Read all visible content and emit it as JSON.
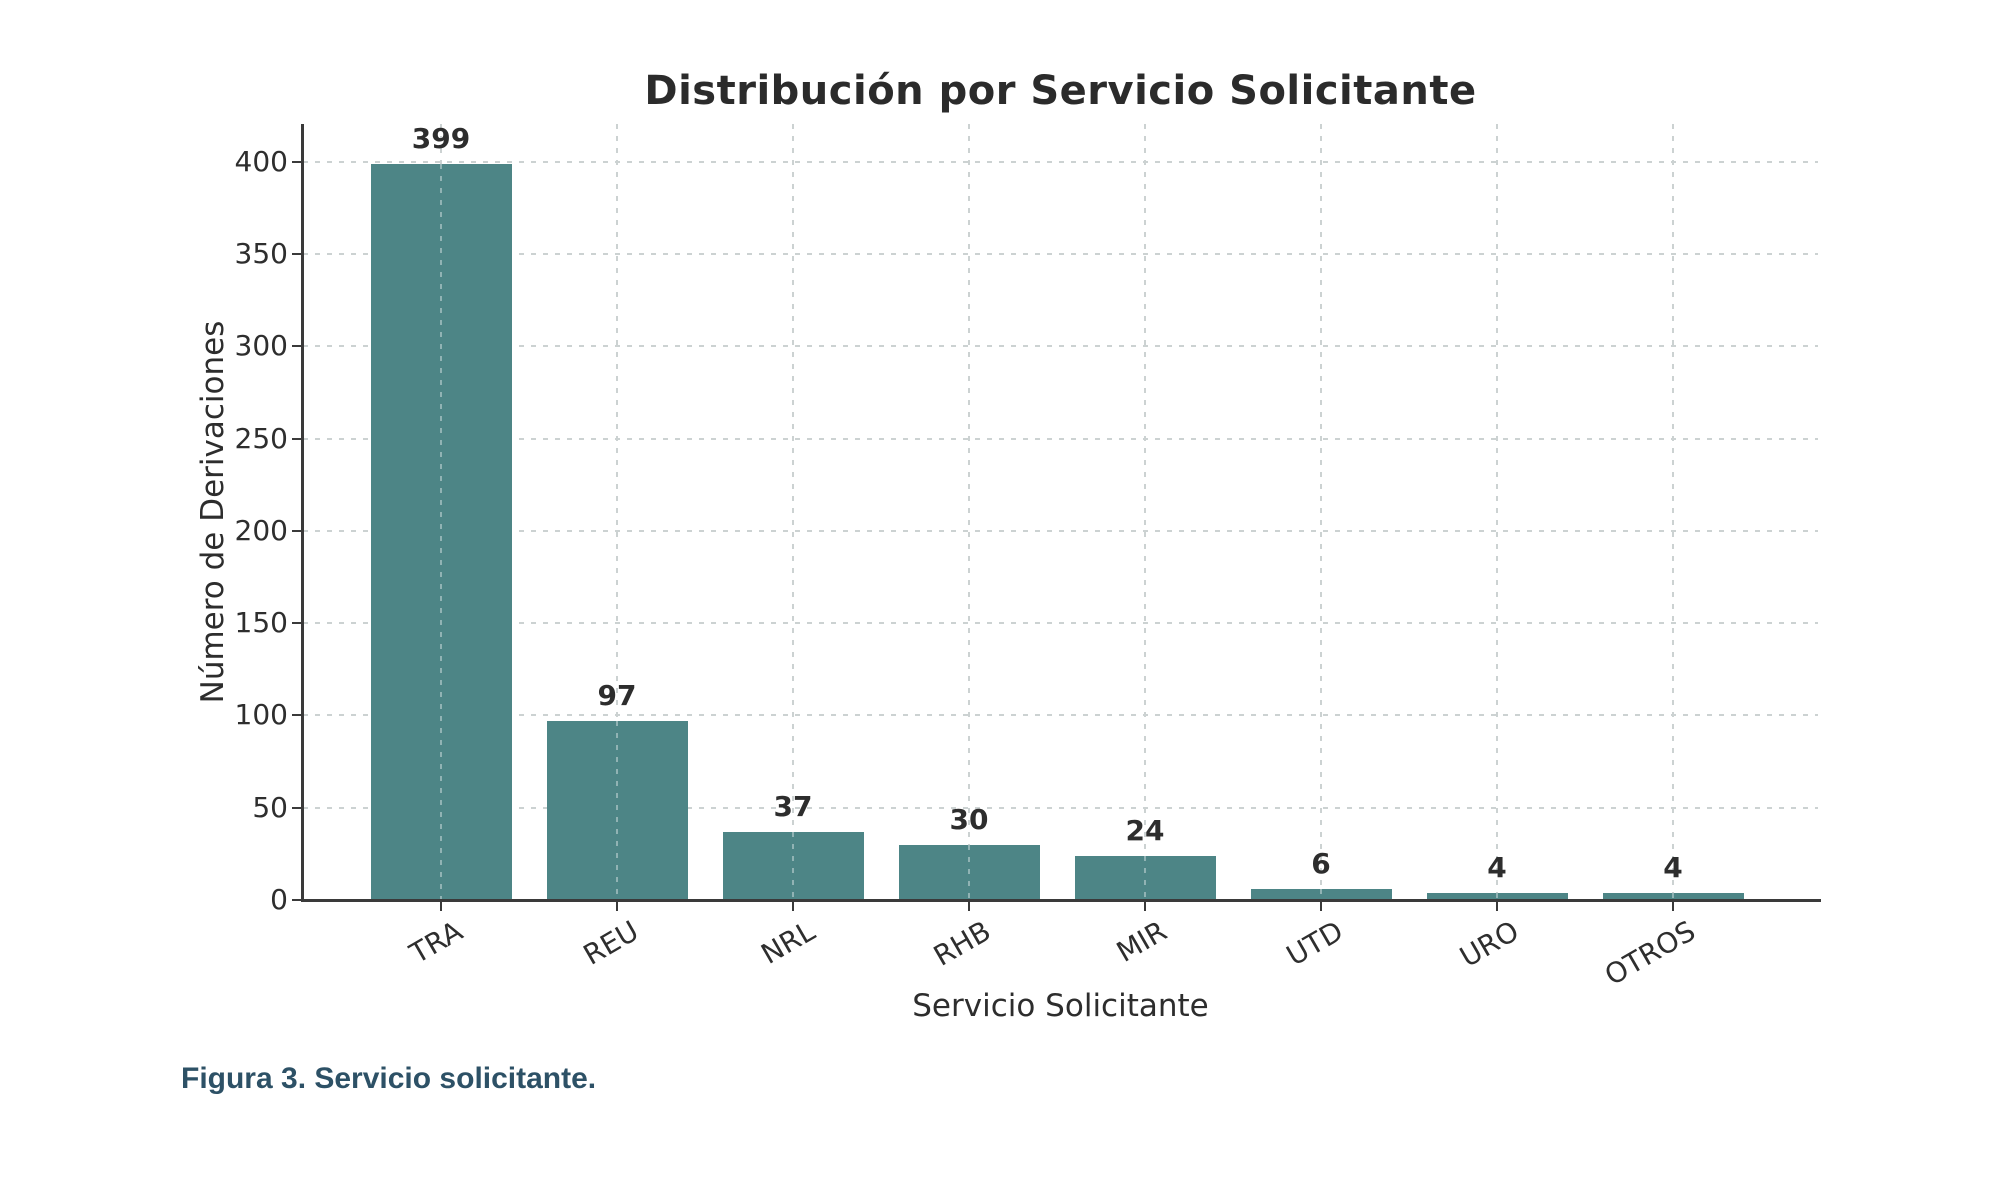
{
  "figure": {
    "caption": "Figura 3. Servicio solicitante."
  },
  "chart_data": {
    "type": "bar",
    "title": "Distribución por Servicio Solicitante",
    "xlabel": "Servicio Solicitante",
    "ylabel": "Número de Derivaciones",
    "categories": [
      "TRA",
      "REU",
      "NRL",
      "RHB",
      "MIR",
      "UTD",
      "URO",
      "OTROS"
    ],
    "values": [
      399,
      97,
      37,
      30,
      24,
      6,
      4,
      4
    ],
    "value_labels": [
      "399",
      "97",
      "37",
      "30",
      "24",
      "6",
      "4",
      "4"
    ],
    "ylim": [
      0,
      420
    ],
    "yticks": [
      0,
      50,
      100,
      150,
      200,
      250,
      300,
      350,
      400
    ],
    "grid": true,
    "grid_style": "dashed",
    "legend": "none",
    "xtick_rotation_deg": 30,
    "colors": {
      "bar": "#4d8586",
      "grid": "#ccd2d2",
      "spine": "#3a3a3a",
      "text": "#2d2d2d",
      "title": "#2b2b2b",
      "caption": "#2d5166",
      "background": "#ffffff"
    }
  }
}
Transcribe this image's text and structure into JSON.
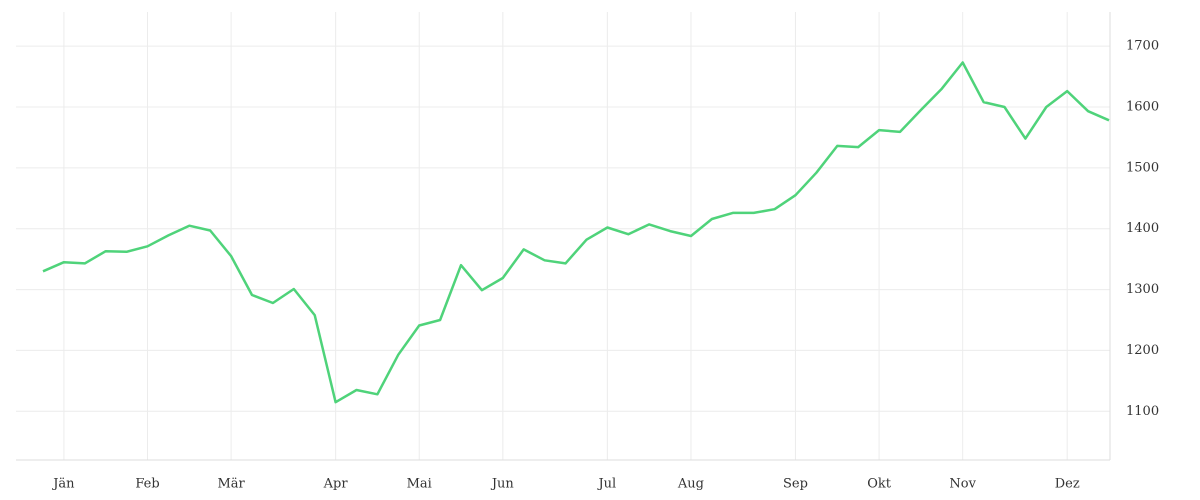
{
  "chart_data": {
    "type": "line",
    "categories": [
      null,
      "Jän",
      null,
      null,
      null,
      "Feb",
      null,
      null,
      null,
      "Mär",
      null,
      null,
      null,
      null,
      "Apr",
      null,
      null,
      null,
      "Mai",
      null,
      null,
      null,
      "Jun",
      null,
      null,
      null,
      null,
      "Jul",
      null,
      null,
      null,
      "Aug",
      null,
      null,
      null,
      null,
      "Sep",
      null,
      null,
      null,
      "Okt",
      null,
      null,
      null,
      "Nov",
      null,
      null,
      null,
      null,
      "Dez",
      null,
      null
    ],
    "series": [
      {
        "color": "#4fd37a",
        "values": [
          1330,
          1345,
          1343,
          1363,
          1362,
          1371,
          1389,
          1405,
          1397,
          1355,
          1291,
          1278,
          1301,
          1258,
          1115,
          1135,
          1128,
          1193,
          1241,
          1250,
          1340,
          1299,
          1319,
          1366,
          1348,
          1343,
          1382,
          1402,
          1391,
          1407,
          1396,
          1388,
          1416,
          1426,
          1426,
          1432,
          1455,
          1492,
          1536,
          1534,
          1562,
          1559,
          1595,
          1630,
          1673,
          1608,
          1600,
          1548,
          1600,
          1626,
          1593,
          1578
        ]
      }
    ],
    "ylim": [
      1020,
      1756
    ],
    "yticks": [
      1100,
      1200,
      1300,
      1400,
      1500,
      1600,
      1700
    ],
    "grid": true
  }
}
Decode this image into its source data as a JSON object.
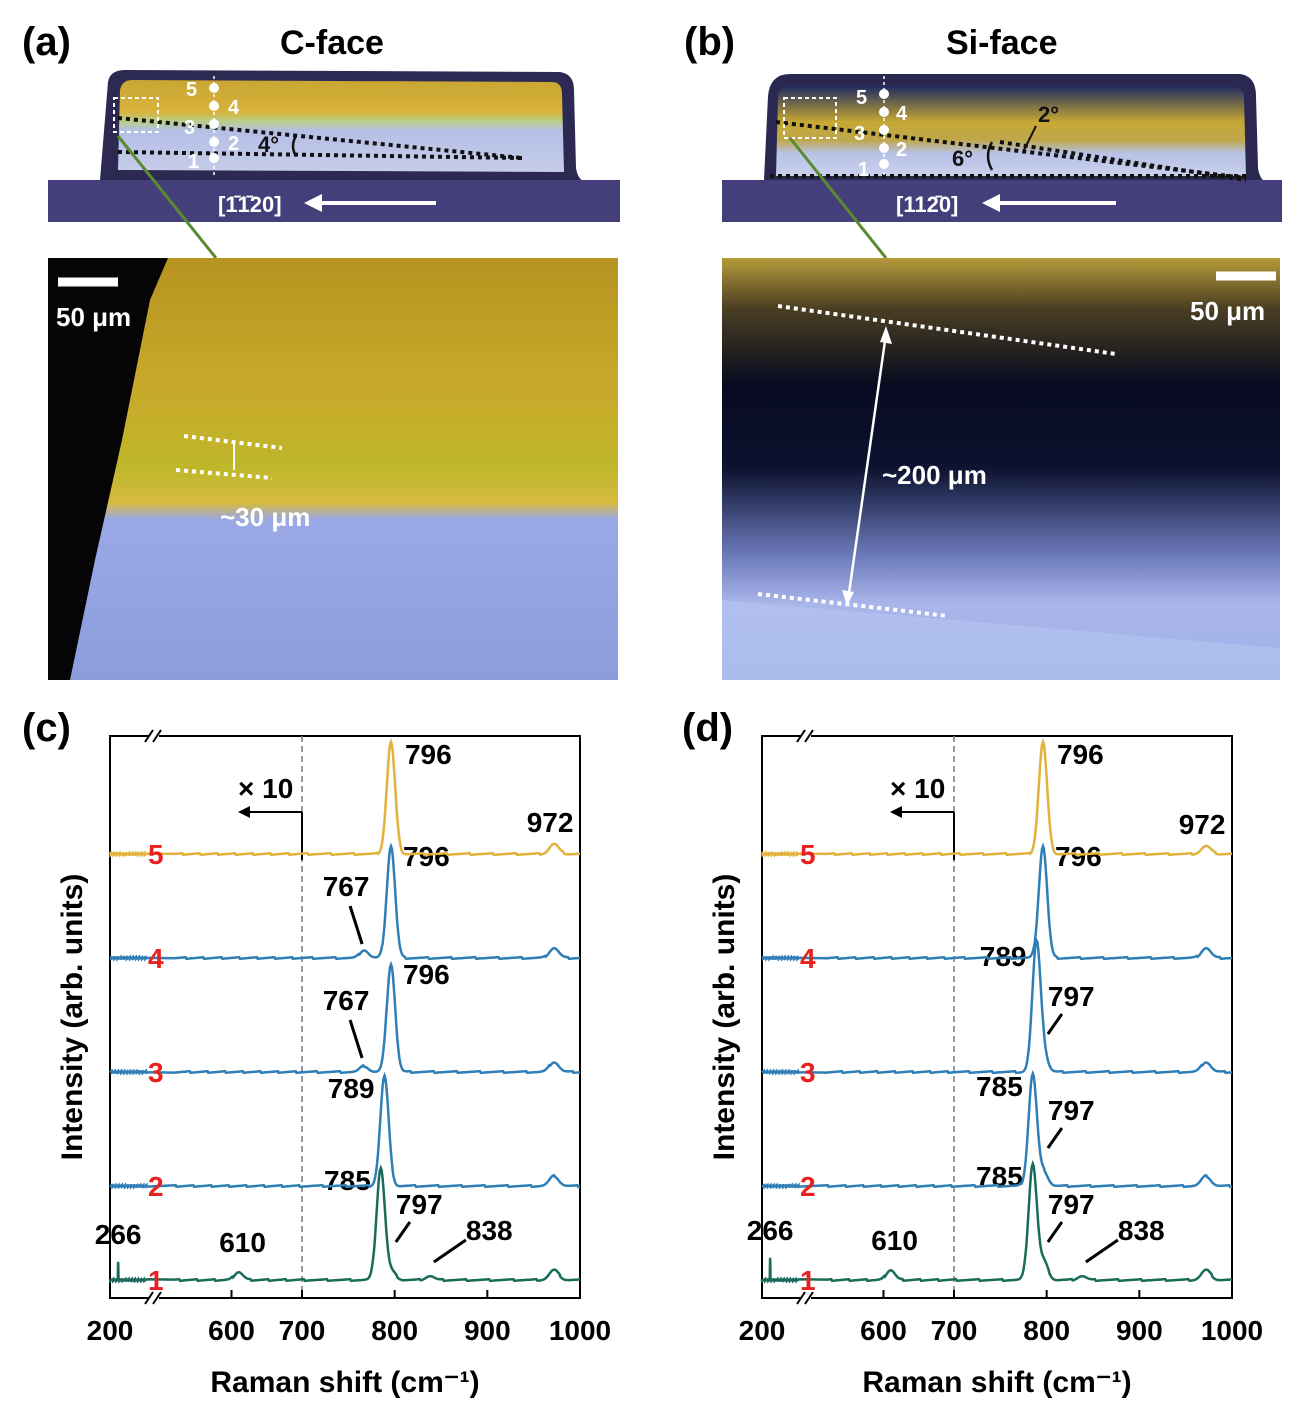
{
  "panel_a": {
    "label": "(a)",
    "title": "C-face",
    "points": [
      "1",
      "2",
      "3",
      "4",
      "5"
    ],
    "angle": "4°",
    "direction": "[1̄1̄20]",
    "scale_bar": "50 μm",
    "layer_thickness": "~30 μm",
    "colors": {
      "substrate": "#443f7a",
      "yellow": "#d2ac2a",
      "blue": "#8fa6e6"
    }
  },
  "panel_b": {
    "label": "(b)",
    "title": "Si-face",
    "points": [
      "1",
      "2",
      "3",
      "4",
      "5"
    ],
    "angle_large": "6°",
    "angle_small": "2°",
    "direction": "[112̄0]",
    "scale_bar": "50 μm",
    "layer_thickness": "~200 μm"
  },
  "chart_data": [
    {
      "panel": "(c)",
      "type": "line",
      "xlabel": "Raman shift (cm⁻¹)",
      "ylabel": "Intensity (arb. units)",
      "xlim": [
        200,
        1000
      ],
      "x_break": [
        200,
        500
      ],
      "xticks": [
        "200",
        "600",
        "700",
        "800",
        "900",
        "1000"
      ],
      "magnification": "× 10",
      "break_at": 700,
      "series": [
        {
          "name": "1",
          "color": "#1a6b5a",
          "peaks": [
            {
              "x": 266,
              "label": "266"
            },
            {
              "x": 610,
              "label": "610"
            },
            {
              "x": 785,
              "label": "785"
            },
            {
              "x": 797,
              "label": "797"
            },
            {
              "x": 838,
              "label": "838"
            }
          ]
        },
        {
          "name": "2",
          "color": "#2f7fb6",
          "peaks": [
            {
              "x": 789,
              "label": "789"
            }
          ]
        },
        {
          "name": "3",
          "color": "#2f7fb6",
          "peaks": [
            {
              "x": 767,
              "label": "767"
            },
            {
              "x": 796,
              "label": "796"
            }
          ]
        },
        {
          "name": "4",
          "color": "#2f7fb6",
          "peaks": [
            {
              "x": 767,
              "label": "767"
            },
            {
              "x": 796,
              "label": "796"
            }
          ]
        },
        {
          "name": "5",
          "color": "#e3b23c",
          "peaks": [
            {
              "x": 796,
              "label": "796"
            },
            {
              "x": 972,
              "label": "972"
            }
          ]
        }
      ]
    },
    {
      "panel": "(d)",
      "type": "line",
      "xlabel": "Raman shift (cm⁻¹)",
      "ylabel": "Intensity (arb. units)",
      "xlim": [
        200,
        1000
      ],
      "x_break": [
        200,
        500
      ],
      "xticks": [
        "200",
        "600",
        "700",
        "800",
        "900",
        "1000"
      ],
      "magnification": "× 10",
      "break_at": 700,
      "series": [
        {
          "name": "1",
          "color": "#1a6b5a",
          "peaks": [
            {
              "x": 266,
              "label": "266"
            },
            {
              "x": 610,
              "label": "610"
            },
            {
              "x": 785,
              "label": "785"
            },
            {
              "x": 797,
              "label": "797"
            },
            {
              "x": 838,
              "label": "838"
            }
          ]
        },
        {
          "name": "2",
          "color": "#2f7fb6",
          "peaks": [
            {
              "x": 785,
              "label": "785"
            },
            {
              "x": 797,
              "label": "797"
            }
          ]
        },
        {
          "name": "3",
          "color": "#2f7fb6",
          "peaks": [
            {
              "x": 789,
              "label": "789"
            },
            {
              "x": 797,
              "label": "797"
            }
          ]
        },
        {
          "name": "4",
          "color": "#2f7fb6",
          "peaks": [
            {
              "x": 796,
              "label": "796"
            }
          ]
        },
        {
          "name": "5",
          "color": "#e3b23c",
          "peaks": [
            {
              "x": 796,
              "label": "796"
            },
            {
              "x": 972,
              "label": "972"
            }
          ]
        }
      ]
    }
  ]
}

-----

## The task
Leave images out of the retyped records; keep all else exact.

## Final result
Read all visible content and emit it as JSON.
{
  "figure": {
    "caption": "Figura 3. Servicio solicitante."
  },
  "chart_data": {
    "type": "bar",
    "title": "Distribución por Servicio Solicitante",
    "xlabel": "Servicio Solicitante",
    "ylabel": "Número de Derivaciones",
    "categories": [
      "TRA",
      "REU",
      "NRL",
      "RHB",
      "MIR",
      "UTD",
      "URO",
      "OTROS"
    ],
    "values": [
      399,
      97,
      37,
      30,
      24,
      6,
      4,
      4
    ],
    "value_labels": [
      "399",
      "97",
      "37",
      "30",
      "24",
      "6",
      "4",
      "4"
    ],
    "ylim": [
      0,
      420
    ],
    "yticks": [
      0,
      50,
      100,
      150,
      200,
      250,
      300,
      350,
      400
    ],
    "grid": true,
    "grid_style": "dashed",
    "legend": "none",
    "xtick_rotation_deg": 30,
    "colors": {
      "bar": "#4d8586",
      "grid": "#ccd2d2",
      "spine": "#3a3a3a",
      "text": "#2d2d2d",
      "title": "#2b2b2b",
      "caption": "#2d5166",
      "background": "#ffffff"
    }
  }
}
Transcribe this image's text and structure into JSON.
{
  "chart_data": {
    "type": "line",
    "categories": [
      null,
      "Jän",
      null,
      null,
      null,
      "Feb",
      null,
      null,
      null,
      "Mär",
      null,
      null,
      null,
      null,
      "Apr",
      null,
      null,
      null,
      "Mai",
      null,
      null,
      null,
      "Jun",
      null,
      null,
      null,
      null,
      "Jul",
      null,
      null,
      null,
      "Aug",
      null,
      null,
      null,
      null,
      "Sep",
      null,
      null,
      null,
      "Okt",
      null,
      null,
      null,
      "Nov",
      null,
      null,
      null,
      null,
      "Dez",
      null,
      null
    ],
    "series": [
      {
        "color": "#4fd37a",
        "values": [
          1330,
          1345,
          1343,
          1363,
          1362,
          1371,
          1389,
          1405,
          1397,
          1355,
          1291,
          1278,
          1301,
          1258,
          1115,
          1135,
          1128,
          1193,
          1241,
          1250,
          1340,
          1299,
          1319,
          1366,
          1348,
          1343,
          1382,
          1402,
          1391,
          1407,
          1396,
          1388,
          1416,
          1426,
          1426,
          1432,
          1455,
          1492,
          1536,
          1534,
          1562,
          1559,
          1595,
          1630,
          1673,
          1608,
          1600,
          1548,
          1600,
          1626,
          1593,
          1578
        ]
      }
    ],
    "ylim": [
      1020,
      1756
    ],
    "yticks": [
      1100,
      1200,
      1300,
      1400,
      1500,
      1600,
      1700
    ],
    "grid": true
  }
}
Decode this image into its source data as a JSON object.
{
  "panel_a": {
    "label": "(a)",
    "title": "C-face",
    "points": [
      "1",
      "2",
      "3",
      "4",
      "5"
    ],
    "angle": "4°",
    "direction": "[1̄1̄20]",
    "scale_bar": "50 μm",
    "layer_thickness": "~30 μm",
    "colors": {
      "substrate": "#443f7a",
      "yellow": "#d2ac2a",
      "blue": "#8fa6e6"
    }
  },
  "panel_b": {
    "label": "(b)",
    "title": "Si-face",
    "points": [
      "1",
      "2",
      "3",
      "4",
      "5"
    ],
    "angle_large": "6°",
    "angle_small": "2°",
    "direction": "[112̄0]",
    "scale_bar": "50 μm",
    "layer_thickness": "~200 μm"
  },
  "chart_data": [
    {
      "panel": "(c)",
      "type": "line",
      "xlabel": "Raman shift (cm⁻¹)",
      "ylabel": "Intensity (arb. units)",
      "xlim": [
        200,
        1000
      ],
      "x_break": [
        200,
        500
      ],
      "xticks": [
        "200",
        "600",
        "700",
        "800",
        "900",
        "1000"
      ],
      "magnification": "× 10",
      "break_at": 700,
      "series": [
        {
          "name": "1",
          "color": "#1a6b5a",
          "peaks": [
            {
              "x": 266,
              "label": "266"
            },
            {
              "x": 610,
              "label": "610"
            },
            {
              "x": 785,
              "label": "785"
            },
            {
              "x": 797,
              "label": "797"
            },
            {
              "x": 838,
              "label": "838"
            }
          ]
        },
        {
          "name": "2",
          "color": "#2f7fb6",
          "peaks": [
            {
              "x": 789,
              "label": "789"
            }
          ]
        },
        {
          "name": "3",
          "color": "#2f7fb6",
          "peaks": [
            {
              "x": 767,
              "label": "767"
            },
            {
              "x": 796,
              "label": "796"
            }
          ]
        },
        {
          "name": "4",
          "color": "#2f7fb6",
          "peaks": [
            {
              "x": 767,
              "label": "767"
            },
            {
              "x": 796,
              "label": "796"
            }
          ]
        },
        {
          "name": "5",
          "color": "#e3b23c",
          "peaks": [
            {
              "x": 796,
              "label": "796"
            },
            {
              "x": 972,
              "label": "972"
            }
          ]
        }
      ]
    },
    {
      "panel": "(d)",
      "type": "line",
      "xlabel": "Raman shift (cm⁻¹)",
      "ylabel": "Intensity (arb. units)",
      "xlim": [
        200,
        1000
      ],
      "x_break": [
        200,
        500
      ],
      "xticks": [
        "200",
        "600",
        "700",
        "800",
        "900",
        "1000"
      ],
      "magnification": "× 10",
      "break_at": 700,
      "series": [
        {
          "name": "1",
          "color": "#1a6b5a",
          "peaks": [
            {
              "x": 266,
              "label": "266"
            },
            {
              "x": 610,
              "label": "610"
            },
            {
              "x": 785,
              "label": "785"
            },
            {
              "x": 797,
              "label": "797"
            },
            {
              "x": 838,
              "label": "838"
            }
          ]
        },
        {
          "name": "2",
          "color": "#2f7fb6",
          "peaks": [
            {
              "x": 785,
              "label": "785"
            },
            {
              "x": 797,
              "label": "797"
            }
          ]
        },
        {
          "name": "3",
          "color": "#2f7fb6",
          "peaks": [
            {
              "x": 789,
              "label": "789"
            },
            {
              "x": 797,
              "label": "797"
            }
          ]
        },
        {
          "name": "4",
          "color": "#2f7fb6",
          "peaks": [
            {
              "x": 796,
              "label": "796"
            }
          ]
        },
        {
          "name": "5",
          "color": "#e3b23c",
          "peaks": [
            {
              "x": 796,
              "label": "796"
            },
            {
              "x": 972,
              "label": "972"
            }
          ]
        }
      ]
    }
  ]
}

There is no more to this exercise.